» WHAT YOU WILL DO:
Search the listing for the string "cozl" and copy every line that contains it.

——

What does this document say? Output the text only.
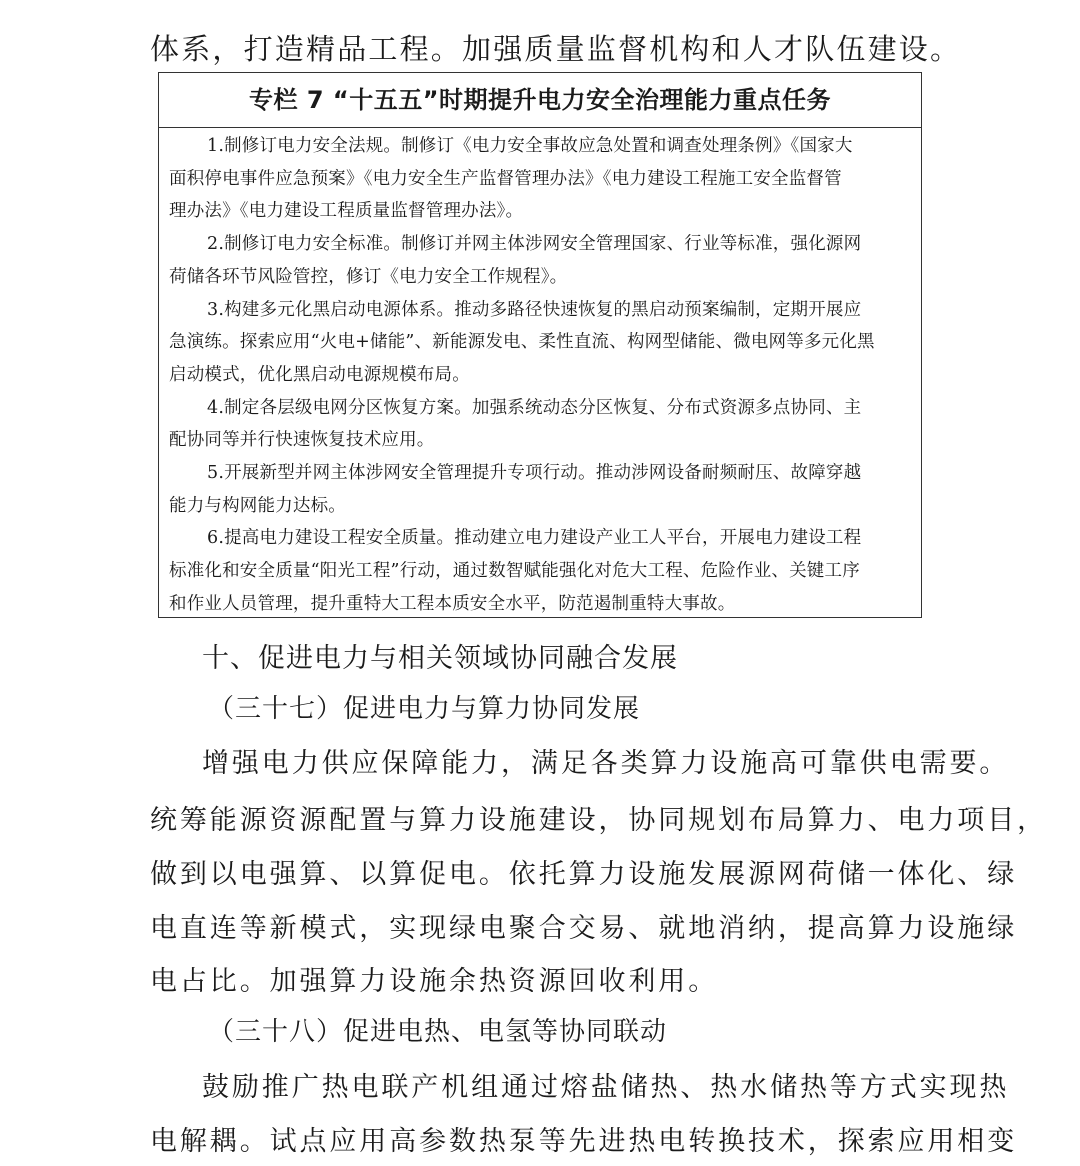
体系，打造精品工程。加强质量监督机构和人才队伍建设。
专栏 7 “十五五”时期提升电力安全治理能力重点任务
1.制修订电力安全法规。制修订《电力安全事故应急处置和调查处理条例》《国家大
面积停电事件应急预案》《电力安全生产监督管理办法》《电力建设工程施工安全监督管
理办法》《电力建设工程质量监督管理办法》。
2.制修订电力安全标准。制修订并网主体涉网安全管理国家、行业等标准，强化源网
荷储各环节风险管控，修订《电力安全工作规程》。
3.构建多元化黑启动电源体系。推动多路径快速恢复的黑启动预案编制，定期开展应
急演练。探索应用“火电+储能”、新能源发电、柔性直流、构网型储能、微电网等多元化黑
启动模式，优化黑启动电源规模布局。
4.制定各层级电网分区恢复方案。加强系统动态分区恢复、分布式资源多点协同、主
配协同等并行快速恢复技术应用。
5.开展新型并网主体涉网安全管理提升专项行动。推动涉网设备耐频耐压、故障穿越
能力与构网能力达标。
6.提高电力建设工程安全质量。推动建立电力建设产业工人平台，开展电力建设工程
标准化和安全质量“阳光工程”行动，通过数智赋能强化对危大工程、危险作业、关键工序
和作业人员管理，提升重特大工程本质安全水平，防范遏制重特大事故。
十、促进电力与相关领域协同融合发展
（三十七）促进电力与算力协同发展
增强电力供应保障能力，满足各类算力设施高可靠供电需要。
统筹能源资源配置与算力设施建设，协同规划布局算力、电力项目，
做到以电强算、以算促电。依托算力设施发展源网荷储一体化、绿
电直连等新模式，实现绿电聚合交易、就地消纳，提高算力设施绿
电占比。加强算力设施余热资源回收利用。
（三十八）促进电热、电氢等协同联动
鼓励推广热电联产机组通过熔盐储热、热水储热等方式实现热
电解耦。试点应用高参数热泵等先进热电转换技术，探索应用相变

——

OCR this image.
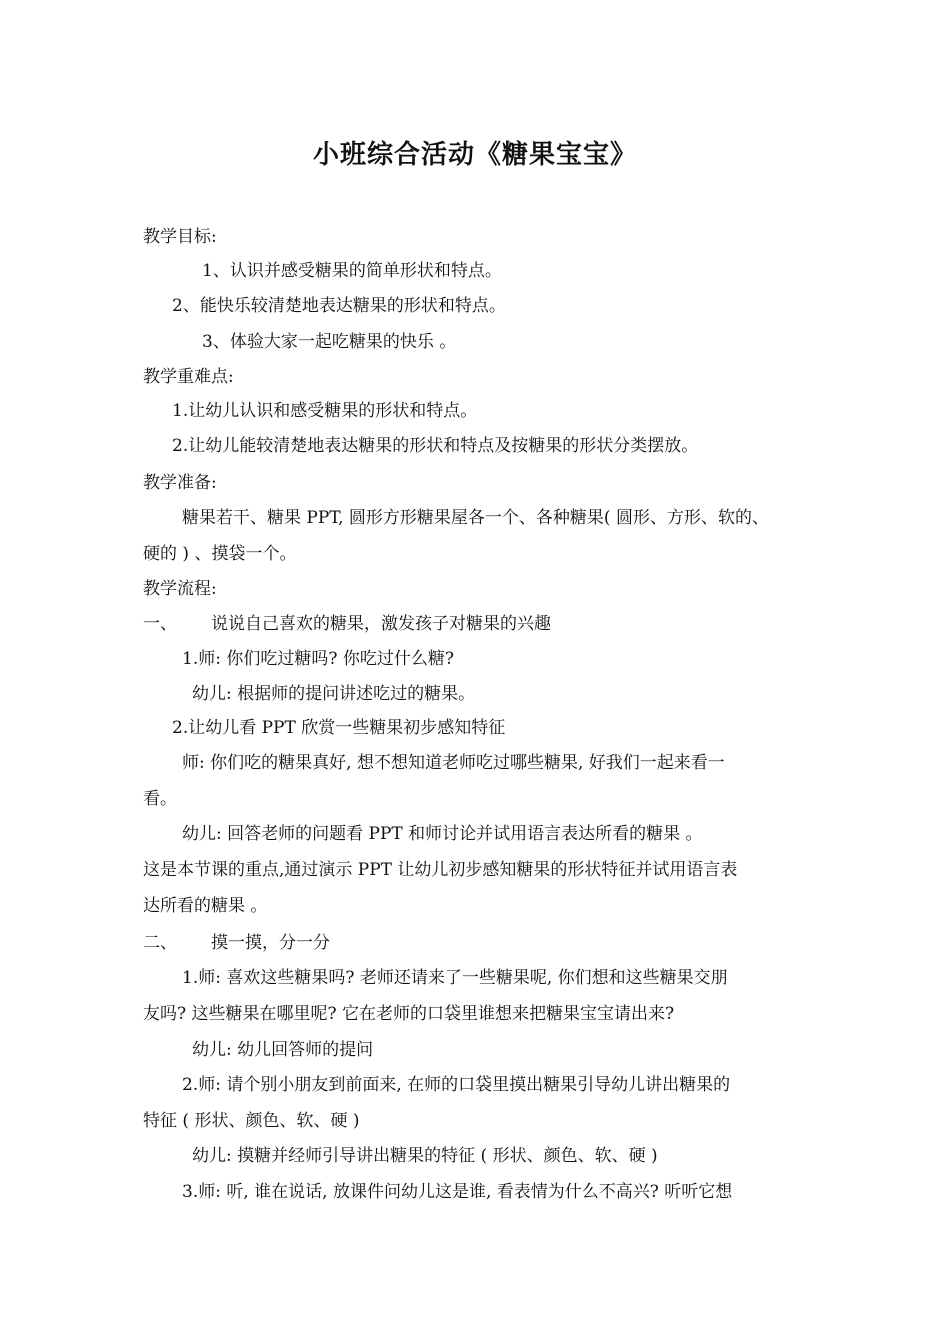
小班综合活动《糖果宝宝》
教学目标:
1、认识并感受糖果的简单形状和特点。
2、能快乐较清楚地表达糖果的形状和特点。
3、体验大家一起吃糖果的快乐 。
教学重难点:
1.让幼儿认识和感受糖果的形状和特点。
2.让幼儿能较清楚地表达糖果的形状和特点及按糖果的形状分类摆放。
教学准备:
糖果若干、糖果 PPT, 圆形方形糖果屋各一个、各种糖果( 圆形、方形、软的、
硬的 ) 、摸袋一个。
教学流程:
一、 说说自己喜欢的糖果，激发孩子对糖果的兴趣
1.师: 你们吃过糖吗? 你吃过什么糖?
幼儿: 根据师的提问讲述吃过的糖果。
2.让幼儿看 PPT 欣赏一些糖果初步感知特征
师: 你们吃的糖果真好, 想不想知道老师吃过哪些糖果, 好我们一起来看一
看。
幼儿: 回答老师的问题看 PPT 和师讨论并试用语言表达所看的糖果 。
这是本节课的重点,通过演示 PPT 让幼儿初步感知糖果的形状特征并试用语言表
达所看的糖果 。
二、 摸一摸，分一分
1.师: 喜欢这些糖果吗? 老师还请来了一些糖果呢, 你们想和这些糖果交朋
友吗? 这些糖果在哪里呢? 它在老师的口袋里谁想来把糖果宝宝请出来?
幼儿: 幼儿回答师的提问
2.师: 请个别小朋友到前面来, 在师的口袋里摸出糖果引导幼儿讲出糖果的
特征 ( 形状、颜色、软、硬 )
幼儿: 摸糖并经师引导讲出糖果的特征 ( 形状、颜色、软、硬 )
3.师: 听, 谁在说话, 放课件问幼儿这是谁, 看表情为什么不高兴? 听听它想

——

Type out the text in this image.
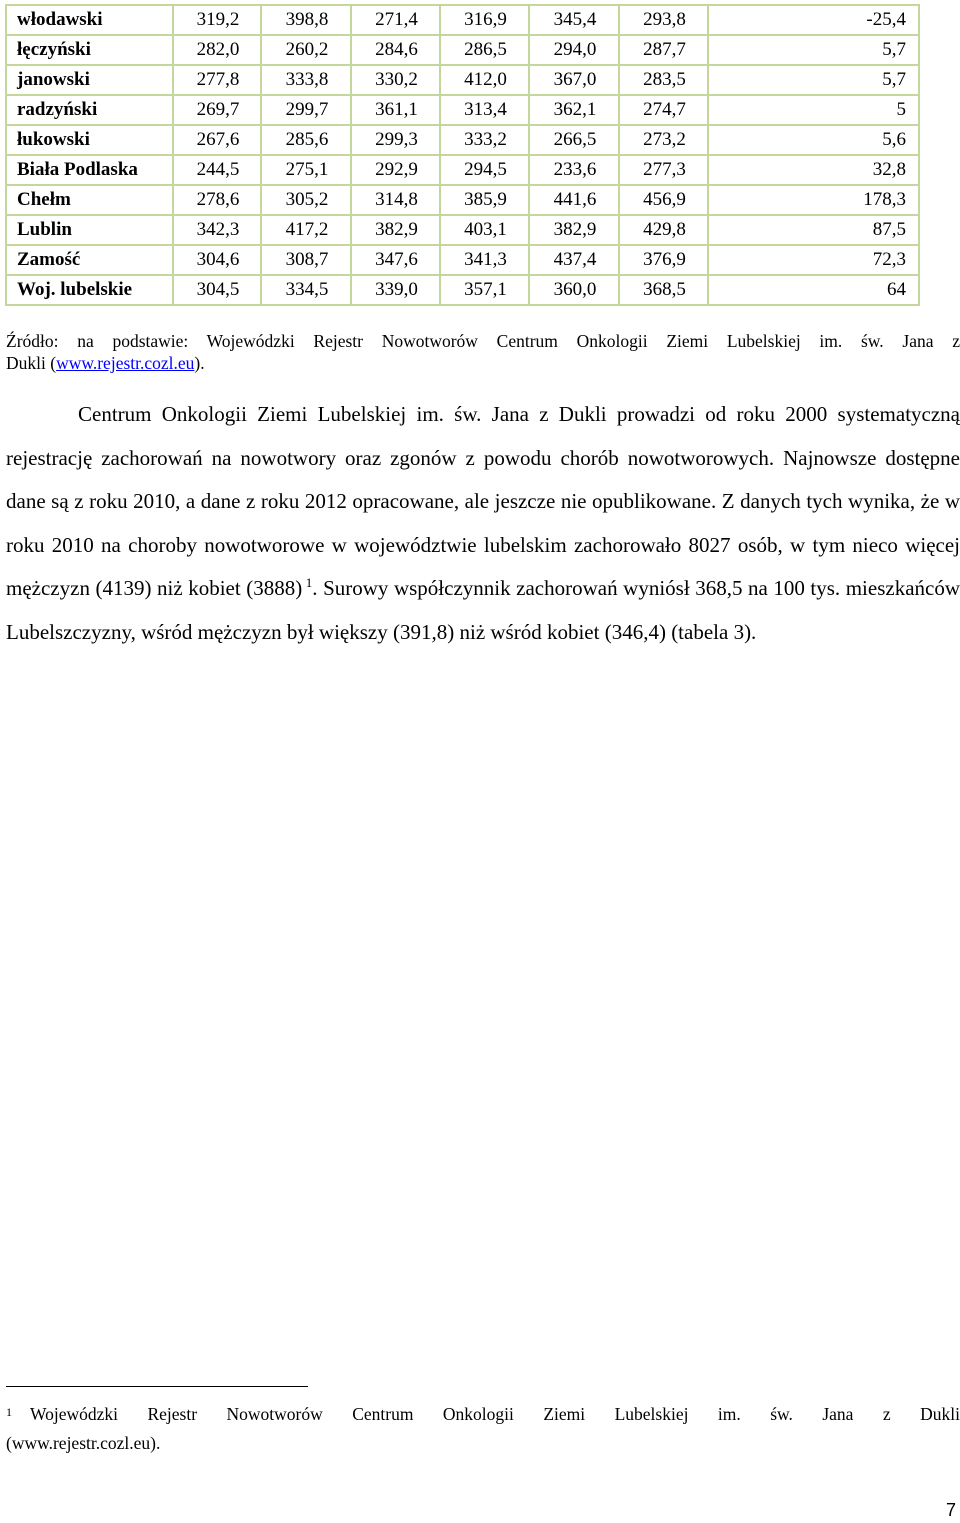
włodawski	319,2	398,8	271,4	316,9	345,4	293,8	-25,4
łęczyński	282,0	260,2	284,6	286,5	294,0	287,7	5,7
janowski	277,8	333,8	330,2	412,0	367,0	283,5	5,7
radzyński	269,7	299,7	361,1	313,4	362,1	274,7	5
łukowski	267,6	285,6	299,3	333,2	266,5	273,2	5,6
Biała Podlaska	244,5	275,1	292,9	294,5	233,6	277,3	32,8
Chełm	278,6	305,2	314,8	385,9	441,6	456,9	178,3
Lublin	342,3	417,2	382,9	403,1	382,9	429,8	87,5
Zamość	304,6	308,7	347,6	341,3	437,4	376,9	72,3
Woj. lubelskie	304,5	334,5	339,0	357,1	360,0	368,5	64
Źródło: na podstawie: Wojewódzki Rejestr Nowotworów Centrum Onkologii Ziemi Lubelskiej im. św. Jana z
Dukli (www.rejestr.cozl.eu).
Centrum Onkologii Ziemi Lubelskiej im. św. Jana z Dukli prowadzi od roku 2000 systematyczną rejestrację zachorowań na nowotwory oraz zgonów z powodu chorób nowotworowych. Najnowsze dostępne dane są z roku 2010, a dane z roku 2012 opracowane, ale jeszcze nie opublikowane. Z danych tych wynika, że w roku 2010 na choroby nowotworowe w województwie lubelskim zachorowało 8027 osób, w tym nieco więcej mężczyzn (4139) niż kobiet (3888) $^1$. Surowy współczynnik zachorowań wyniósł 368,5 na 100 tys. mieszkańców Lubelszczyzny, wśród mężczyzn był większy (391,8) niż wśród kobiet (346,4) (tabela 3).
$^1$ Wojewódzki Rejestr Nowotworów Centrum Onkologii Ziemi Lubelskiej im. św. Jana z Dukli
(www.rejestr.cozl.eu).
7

——

» REPLY TO THE EXERCISE:
Dukli (www.rejestr.cozl.eu).
(www.rejestr.cozl.eu).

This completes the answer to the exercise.